WHAT TO PRODUCE: Search the records for "this". Copy every line where it appears.

RECORD EXTRACTS:
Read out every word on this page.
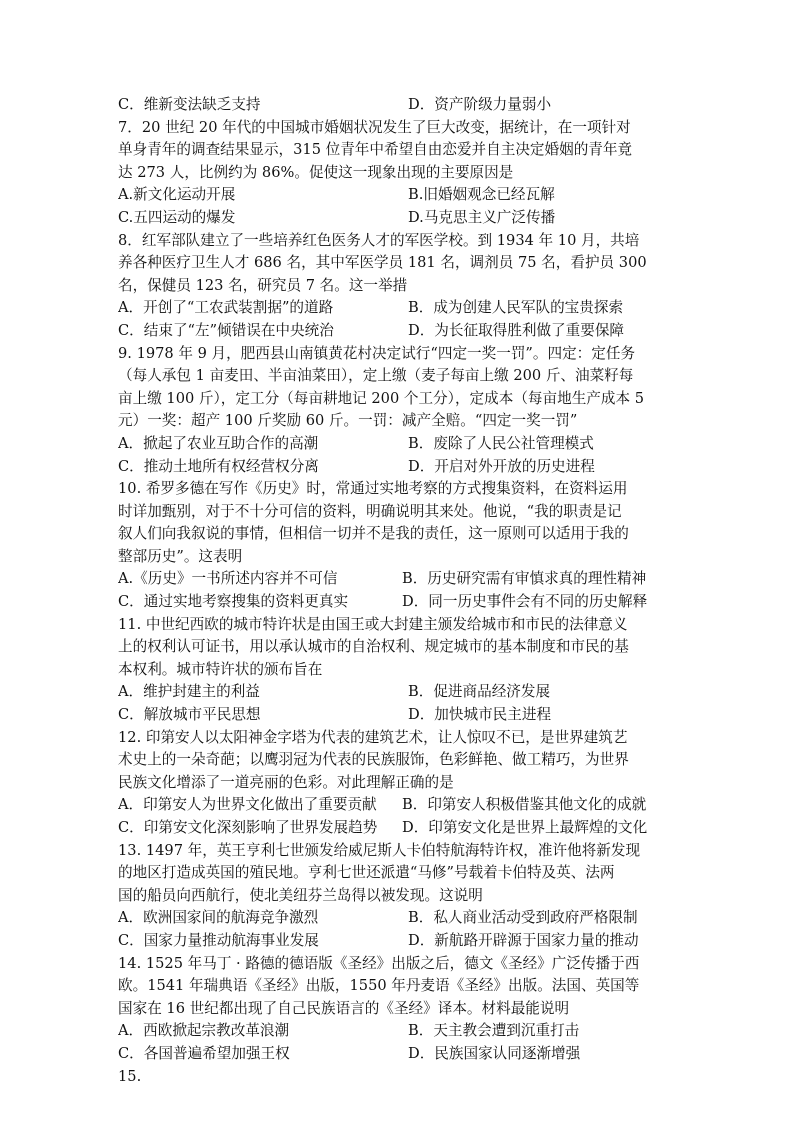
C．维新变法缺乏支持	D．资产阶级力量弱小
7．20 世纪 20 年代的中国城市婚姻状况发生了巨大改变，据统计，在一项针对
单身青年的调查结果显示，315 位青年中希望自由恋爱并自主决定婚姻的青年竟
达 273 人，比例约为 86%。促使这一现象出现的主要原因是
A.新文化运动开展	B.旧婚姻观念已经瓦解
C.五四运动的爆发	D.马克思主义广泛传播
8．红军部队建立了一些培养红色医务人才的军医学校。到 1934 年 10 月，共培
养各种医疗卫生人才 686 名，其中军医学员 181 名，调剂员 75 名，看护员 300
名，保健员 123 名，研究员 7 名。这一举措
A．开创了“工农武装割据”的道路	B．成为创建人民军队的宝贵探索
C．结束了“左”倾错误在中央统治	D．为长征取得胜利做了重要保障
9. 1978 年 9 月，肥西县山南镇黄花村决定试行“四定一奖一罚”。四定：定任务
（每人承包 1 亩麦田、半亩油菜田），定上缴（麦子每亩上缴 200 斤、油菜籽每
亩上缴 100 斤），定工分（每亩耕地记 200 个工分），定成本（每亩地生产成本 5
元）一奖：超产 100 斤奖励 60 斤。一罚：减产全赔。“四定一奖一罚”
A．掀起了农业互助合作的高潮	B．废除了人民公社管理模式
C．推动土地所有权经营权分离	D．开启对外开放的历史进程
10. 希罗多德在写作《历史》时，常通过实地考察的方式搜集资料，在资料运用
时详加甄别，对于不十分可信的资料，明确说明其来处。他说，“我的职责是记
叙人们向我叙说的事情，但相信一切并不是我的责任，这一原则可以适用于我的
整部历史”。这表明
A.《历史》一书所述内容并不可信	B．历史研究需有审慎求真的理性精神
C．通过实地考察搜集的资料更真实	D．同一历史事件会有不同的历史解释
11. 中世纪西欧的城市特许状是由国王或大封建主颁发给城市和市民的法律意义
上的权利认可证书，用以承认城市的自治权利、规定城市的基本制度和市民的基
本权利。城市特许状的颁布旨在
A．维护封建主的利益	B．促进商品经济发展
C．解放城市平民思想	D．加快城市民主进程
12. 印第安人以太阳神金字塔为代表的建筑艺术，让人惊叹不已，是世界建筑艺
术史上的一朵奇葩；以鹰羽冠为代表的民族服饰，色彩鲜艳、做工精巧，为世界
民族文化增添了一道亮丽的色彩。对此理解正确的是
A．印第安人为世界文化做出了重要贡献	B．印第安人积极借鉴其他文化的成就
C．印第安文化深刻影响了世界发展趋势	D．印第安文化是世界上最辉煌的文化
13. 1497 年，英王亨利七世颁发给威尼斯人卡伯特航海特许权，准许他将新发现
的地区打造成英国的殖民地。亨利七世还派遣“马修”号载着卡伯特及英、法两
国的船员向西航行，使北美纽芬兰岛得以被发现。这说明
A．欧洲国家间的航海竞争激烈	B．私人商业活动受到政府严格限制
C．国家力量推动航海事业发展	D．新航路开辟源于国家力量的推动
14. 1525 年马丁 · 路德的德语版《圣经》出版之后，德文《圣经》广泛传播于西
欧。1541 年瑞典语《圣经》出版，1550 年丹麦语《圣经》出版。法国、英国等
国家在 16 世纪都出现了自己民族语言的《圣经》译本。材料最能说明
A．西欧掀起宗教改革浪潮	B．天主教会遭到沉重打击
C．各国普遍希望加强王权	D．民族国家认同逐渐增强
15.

...

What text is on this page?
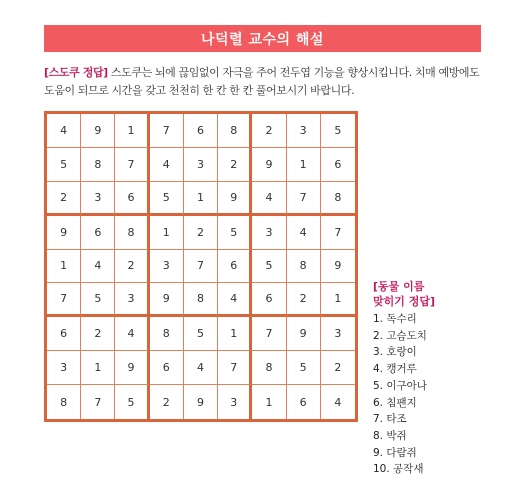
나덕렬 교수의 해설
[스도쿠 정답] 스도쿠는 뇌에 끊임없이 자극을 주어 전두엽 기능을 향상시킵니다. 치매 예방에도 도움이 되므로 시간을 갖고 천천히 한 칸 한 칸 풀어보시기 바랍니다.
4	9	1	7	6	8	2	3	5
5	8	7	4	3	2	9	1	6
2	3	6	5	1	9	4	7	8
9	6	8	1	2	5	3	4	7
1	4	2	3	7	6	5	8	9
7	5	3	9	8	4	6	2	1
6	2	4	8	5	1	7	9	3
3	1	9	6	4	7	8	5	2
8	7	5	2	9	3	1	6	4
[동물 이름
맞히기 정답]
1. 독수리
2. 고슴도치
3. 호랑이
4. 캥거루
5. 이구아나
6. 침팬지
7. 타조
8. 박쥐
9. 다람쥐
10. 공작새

OUTPUT OF THE TASK:
Read out every word on this page.
What text is on this page?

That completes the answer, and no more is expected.